***** Input rows

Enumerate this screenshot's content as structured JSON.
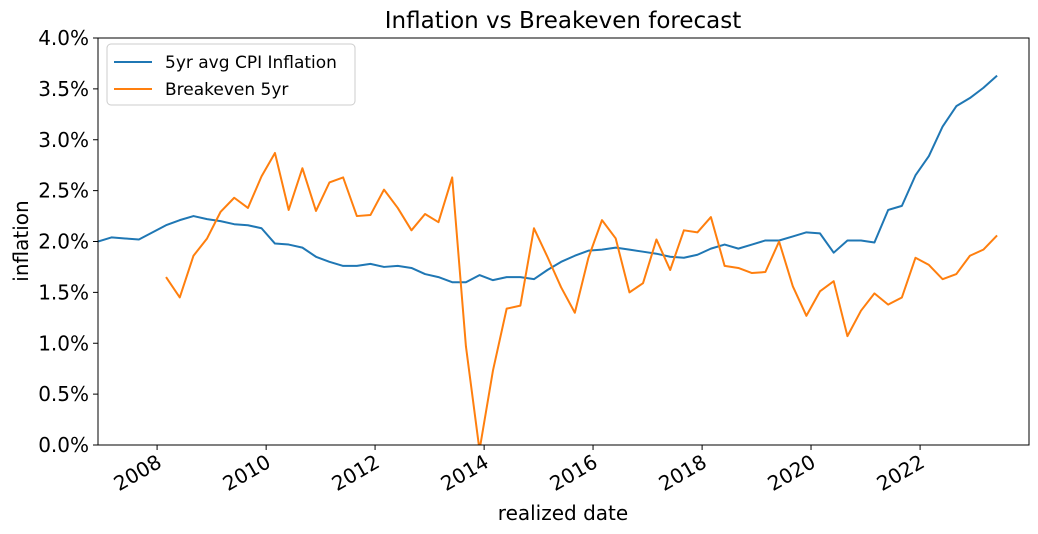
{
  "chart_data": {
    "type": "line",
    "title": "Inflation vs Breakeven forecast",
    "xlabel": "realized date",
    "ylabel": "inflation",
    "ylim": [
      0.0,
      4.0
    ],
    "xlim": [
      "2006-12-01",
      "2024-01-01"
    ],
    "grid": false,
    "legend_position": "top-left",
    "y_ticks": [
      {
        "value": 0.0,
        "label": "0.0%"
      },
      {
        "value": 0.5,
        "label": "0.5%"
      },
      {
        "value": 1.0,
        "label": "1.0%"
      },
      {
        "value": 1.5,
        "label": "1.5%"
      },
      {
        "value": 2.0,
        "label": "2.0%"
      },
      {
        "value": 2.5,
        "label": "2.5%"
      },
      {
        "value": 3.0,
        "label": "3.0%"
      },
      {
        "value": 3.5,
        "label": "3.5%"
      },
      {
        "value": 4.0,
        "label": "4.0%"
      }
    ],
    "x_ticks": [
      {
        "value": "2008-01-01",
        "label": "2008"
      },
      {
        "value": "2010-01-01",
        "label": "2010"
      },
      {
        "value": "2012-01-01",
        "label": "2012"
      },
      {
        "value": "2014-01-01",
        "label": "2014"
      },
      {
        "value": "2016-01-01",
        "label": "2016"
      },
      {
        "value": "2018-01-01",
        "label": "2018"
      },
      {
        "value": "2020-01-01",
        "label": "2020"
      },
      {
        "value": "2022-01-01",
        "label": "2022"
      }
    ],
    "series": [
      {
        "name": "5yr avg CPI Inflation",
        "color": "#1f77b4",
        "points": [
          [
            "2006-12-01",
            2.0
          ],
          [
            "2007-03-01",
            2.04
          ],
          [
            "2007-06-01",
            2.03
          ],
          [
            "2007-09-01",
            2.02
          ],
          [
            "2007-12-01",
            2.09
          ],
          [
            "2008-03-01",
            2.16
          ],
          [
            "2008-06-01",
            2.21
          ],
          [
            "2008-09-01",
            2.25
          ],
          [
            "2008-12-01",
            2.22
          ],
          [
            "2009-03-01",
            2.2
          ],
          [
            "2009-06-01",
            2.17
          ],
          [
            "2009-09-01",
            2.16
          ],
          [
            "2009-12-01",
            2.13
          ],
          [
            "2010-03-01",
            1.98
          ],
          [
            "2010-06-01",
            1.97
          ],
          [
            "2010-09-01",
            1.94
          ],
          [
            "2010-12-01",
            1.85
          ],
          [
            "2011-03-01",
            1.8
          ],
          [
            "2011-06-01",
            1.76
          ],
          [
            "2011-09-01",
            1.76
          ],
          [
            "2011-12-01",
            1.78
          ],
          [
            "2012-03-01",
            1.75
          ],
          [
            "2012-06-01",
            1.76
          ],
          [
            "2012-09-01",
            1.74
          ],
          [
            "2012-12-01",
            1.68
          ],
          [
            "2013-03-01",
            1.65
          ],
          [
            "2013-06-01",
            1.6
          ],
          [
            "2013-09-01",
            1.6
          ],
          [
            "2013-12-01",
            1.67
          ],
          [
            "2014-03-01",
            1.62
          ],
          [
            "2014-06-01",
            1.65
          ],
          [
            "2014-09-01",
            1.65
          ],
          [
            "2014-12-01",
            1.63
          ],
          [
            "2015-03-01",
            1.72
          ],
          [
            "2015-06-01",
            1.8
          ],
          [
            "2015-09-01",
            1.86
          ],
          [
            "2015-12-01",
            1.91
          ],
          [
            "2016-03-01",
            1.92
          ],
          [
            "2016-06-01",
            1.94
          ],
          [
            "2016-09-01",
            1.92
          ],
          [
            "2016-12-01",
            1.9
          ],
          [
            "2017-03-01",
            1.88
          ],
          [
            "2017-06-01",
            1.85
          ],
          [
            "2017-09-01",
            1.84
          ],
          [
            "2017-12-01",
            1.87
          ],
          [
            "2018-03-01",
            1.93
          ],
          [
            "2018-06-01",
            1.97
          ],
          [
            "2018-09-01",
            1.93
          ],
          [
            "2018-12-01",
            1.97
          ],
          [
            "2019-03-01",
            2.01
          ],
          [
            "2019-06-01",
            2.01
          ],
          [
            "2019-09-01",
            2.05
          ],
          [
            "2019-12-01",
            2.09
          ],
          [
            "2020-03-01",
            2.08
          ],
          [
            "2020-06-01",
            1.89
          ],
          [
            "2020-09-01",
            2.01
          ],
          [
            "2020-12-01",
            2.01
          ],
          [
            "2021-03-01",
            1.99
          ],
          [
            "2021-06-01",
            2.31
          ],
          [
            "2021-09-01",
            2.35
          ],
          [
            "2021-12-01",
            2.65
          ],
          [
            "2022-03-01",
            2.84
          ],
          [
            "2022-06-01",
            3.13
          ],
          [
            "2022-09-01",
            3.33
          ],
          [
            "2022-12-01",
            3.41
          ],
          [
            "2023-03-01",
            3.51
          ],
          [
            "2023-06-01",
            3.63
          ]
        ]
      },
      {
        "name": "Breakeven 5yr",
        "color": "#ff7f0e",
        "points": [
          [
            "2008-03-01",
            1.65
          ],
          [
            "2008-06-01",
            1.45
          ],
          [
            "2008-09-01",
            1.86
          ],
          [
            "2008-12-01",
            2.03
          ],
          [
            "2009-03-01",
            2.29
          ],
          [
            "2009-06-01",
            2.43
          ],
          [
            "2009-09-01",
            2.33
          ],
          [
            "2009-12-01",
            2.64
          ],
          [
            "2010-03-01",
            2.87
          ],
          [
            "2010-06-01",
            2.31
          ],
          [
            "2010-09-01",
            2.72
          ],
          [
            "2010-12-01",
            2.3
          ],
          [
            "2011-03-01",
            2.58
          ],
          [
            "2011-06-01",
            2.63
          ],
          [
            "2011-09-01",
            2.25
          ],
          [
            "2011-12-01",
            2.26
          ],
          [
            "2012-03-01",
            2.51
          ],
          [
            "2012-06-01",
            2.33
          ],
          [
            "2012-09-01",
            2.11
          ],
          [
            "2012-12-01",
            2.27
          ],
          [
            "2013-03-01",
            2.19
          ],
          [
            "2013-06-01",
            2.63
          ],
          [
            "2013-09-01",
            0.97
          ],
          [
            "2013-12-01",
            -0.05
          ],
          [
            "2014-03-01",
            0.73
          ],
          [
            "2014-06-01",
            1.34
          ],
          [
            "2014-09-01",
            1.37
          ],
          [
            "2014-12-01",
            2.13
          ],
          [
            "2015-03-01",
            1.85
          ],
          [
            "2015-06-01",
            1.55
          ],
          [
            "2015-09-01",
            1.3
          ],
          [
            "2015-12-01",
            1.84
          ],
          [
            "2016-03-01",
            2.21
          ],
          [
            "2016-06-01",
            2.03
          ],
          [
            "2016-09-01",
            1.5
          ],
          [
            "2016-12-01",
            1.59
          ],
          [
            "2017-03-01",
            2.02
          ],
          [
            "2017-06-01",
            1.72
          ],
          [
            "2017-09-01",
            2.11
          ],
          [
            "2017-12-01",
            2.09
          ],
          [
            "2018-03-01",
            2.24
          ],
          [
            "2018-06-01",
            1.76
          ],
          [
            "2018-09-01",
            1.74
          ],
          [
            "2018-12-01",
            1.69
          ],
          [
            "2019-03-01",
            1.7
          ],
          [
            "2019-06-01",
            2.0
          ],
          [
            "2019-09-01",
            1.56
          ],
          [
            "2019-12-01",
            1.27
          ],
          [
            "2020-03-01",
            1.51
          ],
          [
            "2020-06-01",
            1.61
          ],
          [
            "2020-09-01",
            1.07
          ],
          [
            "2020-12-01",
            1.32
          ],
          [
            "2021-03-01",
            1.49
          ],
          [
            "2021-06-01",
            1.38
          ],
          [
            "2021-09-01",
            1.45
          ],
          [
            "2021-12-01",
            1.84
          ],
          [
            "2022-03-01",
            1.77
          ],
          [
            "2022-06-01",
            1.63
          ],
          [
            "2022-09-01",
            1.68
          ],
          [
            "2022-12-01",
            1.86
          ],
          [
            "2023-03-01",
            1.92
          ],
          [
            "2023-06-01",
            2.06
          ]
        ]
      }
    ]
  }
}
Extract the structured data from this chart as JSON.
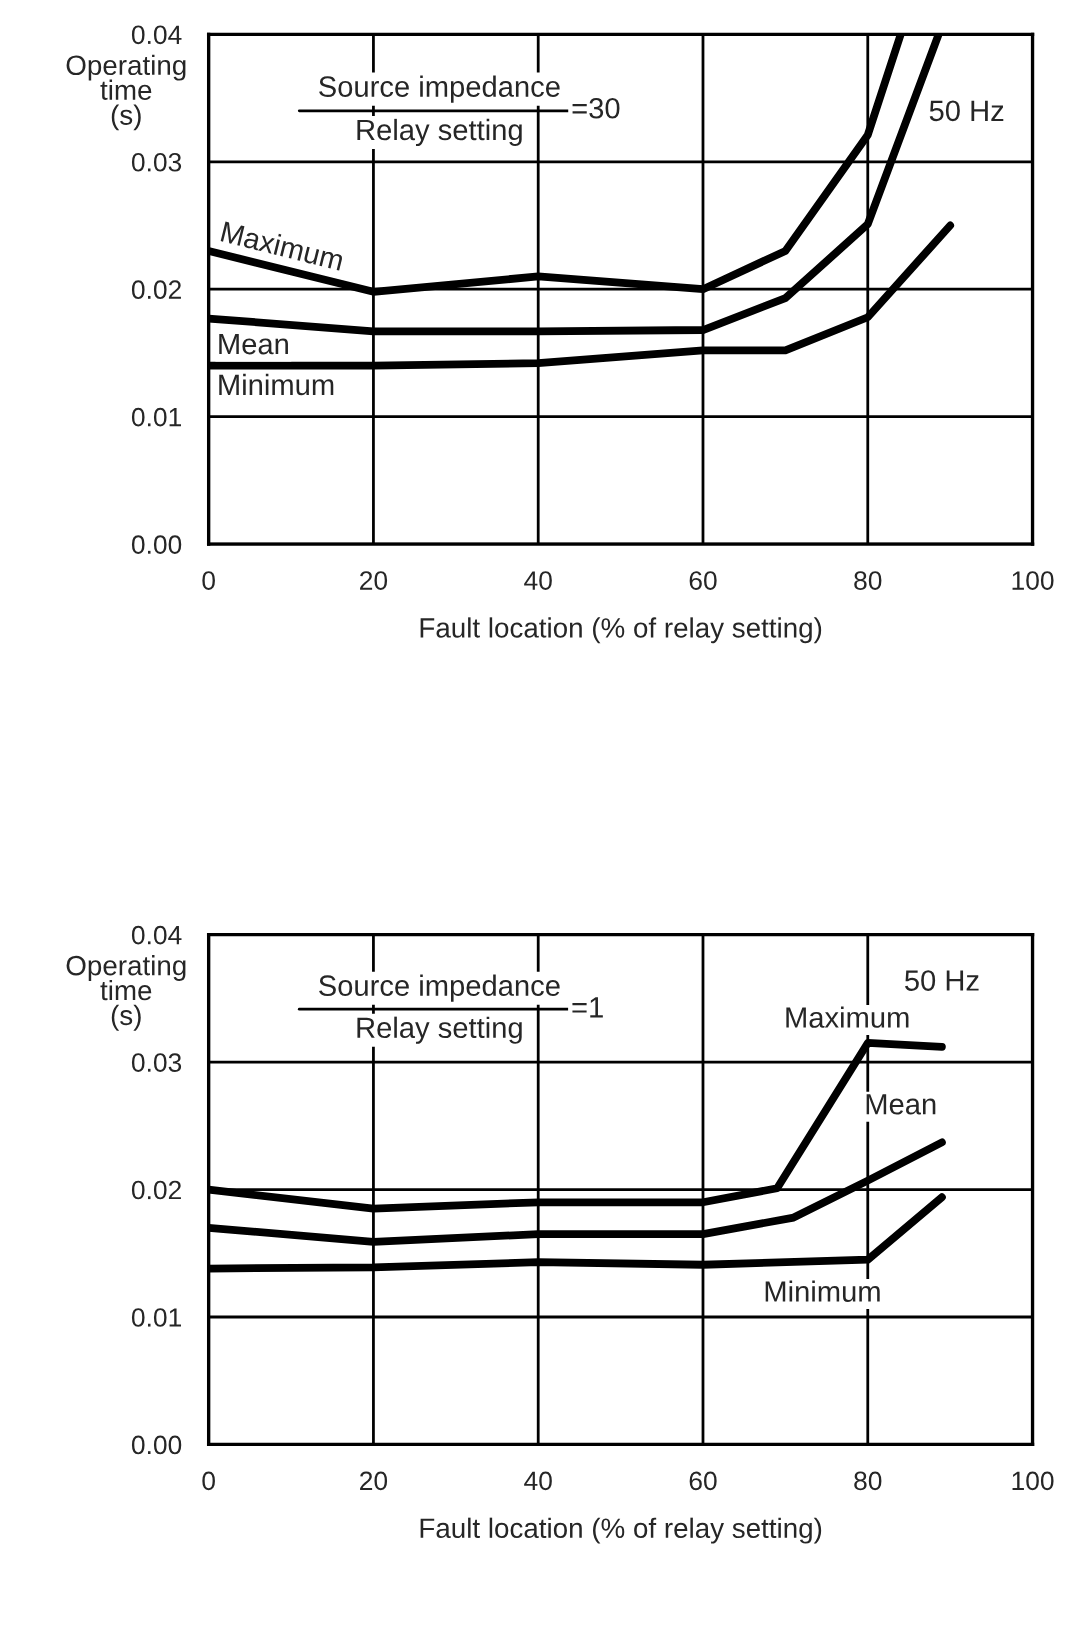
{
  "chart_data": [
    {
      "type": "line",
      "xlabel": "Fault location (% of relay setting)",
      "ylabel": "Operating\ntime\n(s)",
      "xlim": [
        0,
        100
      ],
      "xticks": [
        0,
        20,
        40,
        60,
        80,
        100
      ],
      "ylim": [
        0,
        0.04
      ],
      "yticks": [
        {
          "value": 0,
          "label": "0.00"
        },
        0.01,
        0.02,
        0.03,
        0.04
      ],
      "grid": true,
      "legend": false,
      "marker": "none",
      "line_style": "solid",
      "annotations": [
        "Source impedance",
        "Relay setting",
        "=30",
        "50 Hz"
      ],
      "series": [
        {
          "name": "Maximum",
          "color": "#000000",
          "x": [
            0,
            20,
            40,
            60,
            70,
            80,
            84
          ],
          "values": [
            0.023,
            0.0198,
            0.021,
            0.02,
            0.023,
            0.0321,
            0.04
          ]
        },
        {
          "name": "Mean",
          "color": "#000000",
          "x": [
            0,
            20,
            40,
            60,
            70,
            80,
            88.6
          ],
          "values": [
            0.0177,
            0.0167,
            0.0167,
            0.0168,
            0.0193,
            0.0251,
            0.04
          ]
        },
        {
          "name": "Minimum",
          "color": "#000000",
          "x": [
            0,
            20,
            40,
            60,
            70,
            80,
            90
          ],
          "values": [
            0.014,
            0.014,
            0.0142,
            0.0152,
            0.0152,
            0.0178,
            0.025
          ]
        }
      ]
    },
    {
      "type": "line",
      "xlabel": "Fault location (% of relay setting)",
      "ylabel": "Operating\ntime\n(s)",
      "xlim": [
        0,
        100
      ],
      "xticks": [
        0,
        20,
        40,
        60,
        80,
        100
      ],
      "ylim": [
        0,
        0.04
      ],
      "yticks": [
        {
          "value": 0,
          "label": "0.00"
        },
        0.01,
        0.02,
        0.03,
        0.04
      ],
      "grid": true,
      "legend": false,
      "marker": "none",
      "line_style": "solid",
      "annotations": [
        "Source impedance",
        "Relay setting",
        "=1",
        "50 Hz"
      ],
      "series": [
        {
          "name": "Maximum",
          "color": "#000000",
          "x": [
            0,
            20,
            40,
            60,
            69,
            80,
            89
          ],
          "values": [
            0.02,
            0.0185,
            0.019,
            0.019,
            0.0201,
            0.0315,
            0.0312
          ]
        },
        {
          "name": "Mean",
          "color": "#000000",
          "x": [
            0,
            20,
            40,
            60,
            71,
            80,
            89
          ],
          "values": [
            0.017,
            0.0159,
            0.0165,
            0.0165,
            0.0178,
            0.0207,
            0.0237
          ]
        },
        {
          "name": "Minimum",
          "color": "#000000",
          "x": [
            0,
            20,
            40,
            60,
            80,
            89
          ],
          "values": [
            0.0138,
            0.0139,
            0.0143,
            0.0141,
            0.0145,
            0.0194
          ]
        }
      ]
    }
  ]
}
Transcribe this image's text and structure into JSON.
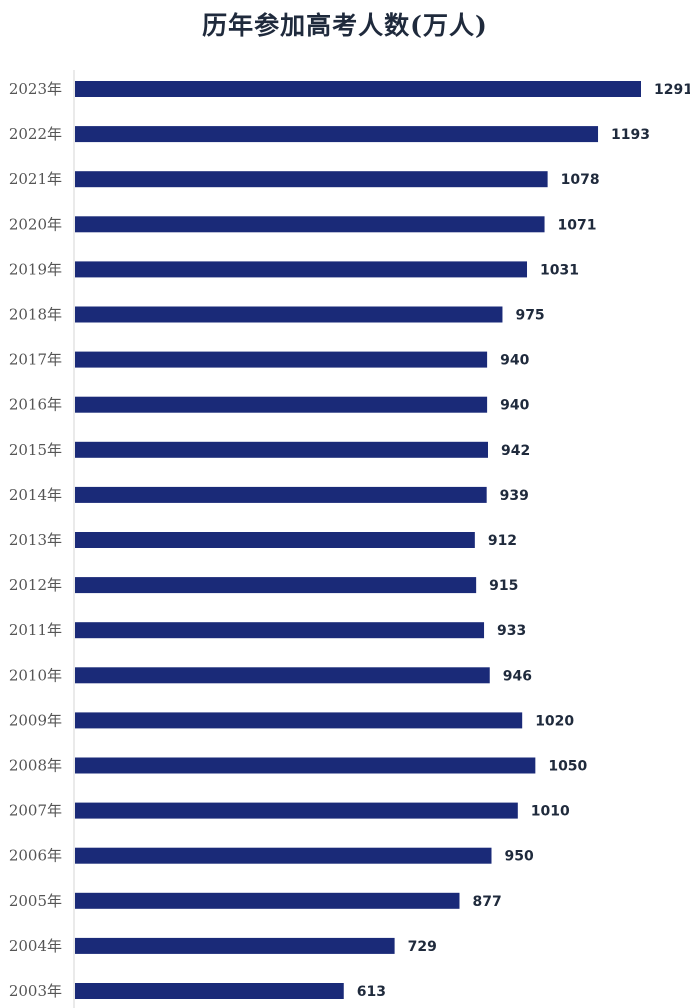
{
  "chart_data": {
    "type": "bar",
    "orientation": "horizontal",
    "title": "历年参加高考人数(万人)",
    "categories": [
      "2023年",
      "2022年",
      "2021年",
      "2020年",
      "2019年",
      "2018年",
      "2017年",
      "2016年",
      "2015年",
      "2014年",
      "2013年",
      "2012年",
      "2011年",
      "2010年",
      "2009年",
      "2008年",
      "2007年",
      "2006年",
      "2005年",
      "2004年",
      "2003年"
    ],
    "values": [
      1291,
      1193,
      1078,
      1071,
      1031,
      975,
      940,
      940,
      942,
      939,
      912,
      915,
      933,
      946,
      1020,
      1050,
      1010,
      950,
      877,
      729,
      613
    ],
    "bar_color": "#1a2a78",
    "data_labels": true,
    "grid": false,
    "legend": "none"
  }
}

**********

Which lines contain the word "type"? Copy each one.

    "type": "line",
      "type": "line",
      "type": "line",
    "type": "bar",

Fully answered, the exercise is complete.